** AIM OF THE TASK **
List each line of the data that holds the word "name".

■ ■ ■

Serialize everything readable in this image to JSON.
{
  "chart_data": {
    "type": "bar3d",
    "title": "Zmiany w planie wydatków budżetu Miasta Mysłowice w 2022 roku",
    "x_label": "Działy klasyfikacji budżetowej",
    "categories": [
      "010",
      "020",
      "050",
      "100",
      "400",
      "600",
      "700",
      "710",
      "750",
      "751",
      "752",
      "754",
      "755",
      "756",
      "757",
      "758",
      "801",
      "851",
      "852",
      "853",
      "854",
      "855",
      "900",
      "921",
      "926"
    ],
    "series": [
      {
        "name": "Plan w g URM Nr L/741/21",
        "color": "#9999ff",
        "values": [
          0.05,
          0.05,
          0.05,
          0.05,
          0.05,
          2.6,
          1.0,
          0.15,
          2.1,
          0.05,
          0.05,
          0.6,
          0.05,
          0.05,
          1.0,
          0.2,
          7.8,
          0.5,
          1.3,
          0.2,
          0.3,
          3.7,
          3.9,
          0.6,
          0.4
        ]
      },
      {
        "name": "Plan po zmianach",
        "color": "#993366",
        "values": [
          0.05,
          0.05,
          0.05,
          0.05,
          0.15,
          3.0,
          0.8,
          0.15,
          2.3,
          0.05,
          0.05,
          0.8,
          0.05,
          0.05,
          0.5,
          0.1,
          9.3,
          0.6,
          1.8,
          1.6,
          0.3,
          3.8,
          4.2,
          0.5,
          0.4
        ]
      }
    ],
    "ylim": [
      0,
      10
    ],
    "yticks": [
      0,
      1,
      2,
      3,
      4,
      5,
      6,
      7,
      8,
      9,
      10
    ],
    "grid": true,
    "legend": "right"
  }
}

■ ■ ■

** TASK OUTPUT **
        "name": "Plan w g URM Nr L/741/21",
        "name": "Plan po zmianach",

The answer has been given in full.